Data entries
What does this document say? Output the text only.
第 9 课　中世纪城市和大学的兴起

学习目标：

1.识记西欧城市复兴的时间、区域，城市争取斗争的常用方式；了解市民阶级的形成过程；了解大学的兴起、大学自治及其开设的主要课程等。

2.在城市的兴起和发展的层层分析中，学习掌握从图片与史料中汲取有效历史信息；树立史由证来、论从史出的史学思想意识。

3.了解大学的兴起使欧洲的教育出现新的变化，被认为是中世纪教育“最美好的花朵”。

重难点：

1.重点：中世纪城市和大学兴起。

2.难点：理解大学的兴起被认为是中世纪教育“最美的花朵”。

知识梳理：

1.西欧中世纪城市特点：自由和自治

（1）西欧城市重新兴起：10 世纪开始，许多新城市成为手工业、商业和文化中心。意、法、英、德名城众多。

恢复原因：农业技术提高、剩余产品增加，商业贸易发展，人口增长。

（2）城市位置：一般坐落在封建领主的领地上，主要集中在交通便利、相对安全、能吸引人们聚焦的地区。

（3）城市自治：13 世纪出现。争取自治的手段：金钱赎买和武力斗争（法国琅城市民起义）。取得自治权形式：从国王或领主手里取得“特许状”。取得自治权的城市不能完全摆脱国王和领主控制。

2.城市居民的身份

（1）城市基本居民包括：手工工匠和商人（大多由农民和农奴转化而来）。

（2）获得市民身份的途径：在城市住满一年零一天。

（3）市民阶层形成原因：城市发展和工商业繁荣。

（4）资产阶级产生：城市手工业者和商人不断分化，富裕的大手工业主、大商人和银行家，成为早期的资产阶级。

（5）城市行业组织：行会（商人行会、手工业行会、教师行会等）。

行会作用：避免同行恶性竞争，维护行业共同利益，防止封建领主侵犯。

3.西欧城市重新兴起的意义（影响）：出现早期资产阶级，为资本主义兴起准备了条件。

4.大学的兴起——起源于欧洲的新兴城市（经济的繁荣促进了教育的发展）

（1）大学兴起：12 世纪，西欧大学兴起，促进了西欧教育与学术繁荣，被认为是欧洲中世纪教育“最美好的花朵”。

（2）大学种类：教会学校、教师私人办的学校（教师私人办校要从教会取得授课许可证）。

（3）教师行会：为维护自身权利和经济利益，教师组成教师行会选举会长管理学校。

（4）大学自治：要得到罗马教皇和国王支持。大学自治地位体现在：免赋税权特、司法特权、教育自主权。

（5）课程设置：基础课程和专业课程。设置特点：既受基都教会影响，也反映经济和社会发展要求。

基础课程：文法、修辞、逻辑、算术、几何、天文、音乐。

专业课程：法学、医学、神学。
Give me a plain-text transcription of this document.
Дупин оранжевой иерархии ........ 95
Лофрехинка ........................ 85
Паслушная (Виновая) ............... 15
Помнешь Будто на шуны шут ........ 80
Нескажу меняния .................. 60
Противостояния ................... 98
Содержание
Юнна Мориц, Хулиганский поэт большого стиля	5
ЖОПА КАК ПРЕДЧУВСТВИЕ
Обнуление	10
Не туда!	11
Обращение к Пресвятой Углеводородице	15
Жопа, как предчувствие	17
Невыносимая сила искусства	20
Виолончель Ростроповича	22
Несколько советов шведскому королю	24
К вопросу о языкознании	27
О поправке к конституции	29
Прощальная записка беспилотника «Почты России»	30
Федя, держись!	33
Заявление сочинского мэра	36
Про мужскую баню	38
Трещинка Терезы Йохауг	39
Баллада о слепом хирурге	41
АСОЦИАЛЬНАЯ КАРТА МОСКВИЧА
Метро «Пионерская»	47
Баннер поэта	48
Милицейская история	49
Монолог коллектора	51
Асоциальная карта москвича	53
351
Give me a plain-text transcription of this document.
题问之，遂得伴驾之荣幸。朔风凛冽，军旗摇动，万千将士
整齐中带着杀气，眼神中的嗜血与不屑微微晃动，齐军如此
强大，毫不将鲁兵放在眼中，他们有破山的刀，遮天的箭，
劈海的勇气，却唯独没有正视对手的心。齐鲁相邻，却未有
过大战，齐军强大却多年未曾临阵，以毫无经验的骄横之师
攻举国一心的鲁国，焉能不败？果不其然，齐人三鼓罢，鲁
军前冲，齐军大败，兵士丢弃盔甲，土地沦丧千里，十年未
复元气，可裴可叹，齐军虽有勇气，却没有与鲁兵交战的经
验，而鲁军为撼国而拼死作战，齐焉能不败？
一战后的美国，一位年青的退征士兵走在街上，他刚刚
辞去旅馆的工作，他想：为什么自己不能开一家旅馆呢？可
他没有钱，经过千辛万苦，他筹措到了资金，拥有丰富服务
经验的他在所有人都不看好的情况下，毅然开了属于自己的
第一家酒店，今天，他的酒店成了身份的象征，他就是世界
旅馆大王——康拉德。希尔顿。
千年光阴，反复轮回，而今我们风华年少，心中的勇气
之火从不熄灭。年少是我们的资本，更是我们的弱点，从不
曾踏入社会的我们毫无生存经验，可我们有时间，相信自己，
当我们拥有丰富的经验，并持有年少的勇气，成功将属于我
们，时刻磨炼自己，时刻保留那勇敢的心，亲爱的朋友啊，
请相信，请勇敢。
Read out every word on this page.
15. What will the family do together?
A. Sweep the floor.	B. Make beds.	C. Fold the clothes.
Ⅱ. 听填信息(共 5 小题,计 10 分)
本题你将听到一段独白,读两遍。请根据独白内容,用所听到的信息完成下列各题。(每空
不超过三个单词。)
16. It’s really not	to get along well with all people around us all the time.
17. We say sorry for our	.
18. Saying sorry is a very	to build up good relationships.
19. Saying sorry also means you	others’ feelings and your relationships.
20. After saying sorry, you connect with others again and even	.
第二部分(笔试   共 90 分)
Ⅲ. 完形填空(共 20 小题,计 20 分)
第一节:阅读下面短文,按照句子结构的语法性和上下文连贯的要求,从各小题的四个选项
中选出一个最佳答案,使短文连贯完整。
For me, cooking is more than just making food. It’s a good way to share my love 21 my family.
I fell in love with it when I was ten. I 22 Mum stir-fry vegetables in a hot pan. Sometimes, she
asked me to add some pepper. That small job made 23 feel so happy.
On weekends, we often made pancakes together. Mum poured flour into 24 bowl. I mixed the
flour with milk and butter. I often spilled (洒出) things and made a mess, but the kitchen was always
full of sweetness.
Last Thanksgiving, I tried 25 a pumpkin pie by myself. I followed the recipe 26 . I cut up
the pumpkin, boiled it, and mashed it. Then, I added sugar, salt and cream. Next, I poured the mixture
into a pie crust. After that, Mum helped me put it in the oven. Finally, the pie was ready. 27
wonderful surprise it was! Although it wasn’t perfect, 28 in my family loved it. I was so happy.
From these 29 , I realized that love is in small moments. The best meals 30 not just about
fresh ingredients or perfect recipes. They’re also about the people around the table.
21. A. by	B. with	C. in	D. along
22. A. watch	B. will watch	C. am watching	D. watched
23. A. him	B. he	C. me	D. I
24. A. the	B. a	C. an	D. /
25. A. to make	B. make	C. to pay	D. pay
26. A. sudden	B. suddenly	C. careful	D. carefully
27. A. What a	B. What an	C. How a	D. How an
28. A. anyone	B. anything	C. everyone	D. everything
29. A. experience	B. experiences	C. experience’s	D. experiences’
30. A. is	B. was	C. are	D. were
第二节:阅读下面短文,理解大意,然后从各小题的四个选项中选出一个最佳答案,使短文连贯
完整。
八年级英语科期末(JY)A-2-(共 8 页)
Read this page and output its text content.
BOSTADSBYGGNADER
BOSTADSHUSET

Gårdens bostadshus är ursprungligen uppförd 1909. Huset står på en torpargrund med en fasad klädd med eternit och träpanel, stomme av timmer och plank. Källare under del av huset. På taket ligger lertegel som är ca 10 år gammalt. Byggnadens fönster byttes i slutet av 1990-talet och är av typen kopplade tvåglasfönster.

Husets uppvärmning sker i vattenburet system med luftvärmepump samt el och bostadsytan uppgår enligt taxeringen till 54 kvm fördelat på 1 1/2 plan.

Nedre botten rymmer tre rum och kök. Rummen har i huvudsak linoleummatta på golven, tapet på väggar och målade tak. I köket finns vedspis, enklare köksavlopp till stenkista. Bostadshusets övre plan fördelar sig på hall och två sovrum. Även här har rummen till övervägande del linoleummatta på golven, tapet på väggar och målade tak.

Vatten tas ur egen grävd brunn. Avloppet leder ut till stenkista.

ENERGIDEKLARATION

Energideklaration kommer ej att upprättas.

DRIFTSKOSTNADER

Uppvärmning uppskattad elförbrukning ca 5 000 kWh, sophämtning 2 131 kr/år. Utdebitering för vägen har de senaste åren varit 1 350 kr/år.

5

*What is asked*
Everything from the line with "Read this page and output its text content." to the end of the listing above needs to be duplicated exactly, both end lines included, with nothing more.

*Final answer*
Read this page and output its text content.
BOSTADSBYGGNADER
BOSTADSHUSET

Gårdens bostadshus är ursprungligen uppförd 1909. Huset står på en torpargrund med en fasad klädd med eternit och träpanel, stomme av timmer och plank. Källare under del av huset. På taket ligger lertegel som är ca 10 år gammalt. Byggnadens fönster byttes i slutet av 1990-talet och är av typen kopplade tvåglasfönster.

Husets uppvärmning sker i vattenburet system med luftvärmepump samt el och bostadsytan uppgår enligt taxeringen till 54 kvm fördelat på 1 1/2 plan.

Nedre botten rymmer tre rum och kök. Rummen har i huvudsak linoleummatta på golven, tapet på väggar och målade tak. I köket finns vedspis, enklare köksavlopp till stenkista. Bostadshusets övre plan fördelar sig på hall och två sovrum. Även här har rummen till övervägande del linoleummatta på golven, tapet på väggar och målade tak.

Vatten tas ur egen grävd brunn. Avloppet leder ut till stenkista.

ENERGIDEKLARATION

Energideklaration kommer ej att upprättas.

DRIFTSKOSTNADER

Uppvärmning uppskattad elförbrukning ca 5 000 kWh, sophämtning 2 131 kr/år. Utdebitering för vägen har de senaste åren varit 1 350 kr/år.

5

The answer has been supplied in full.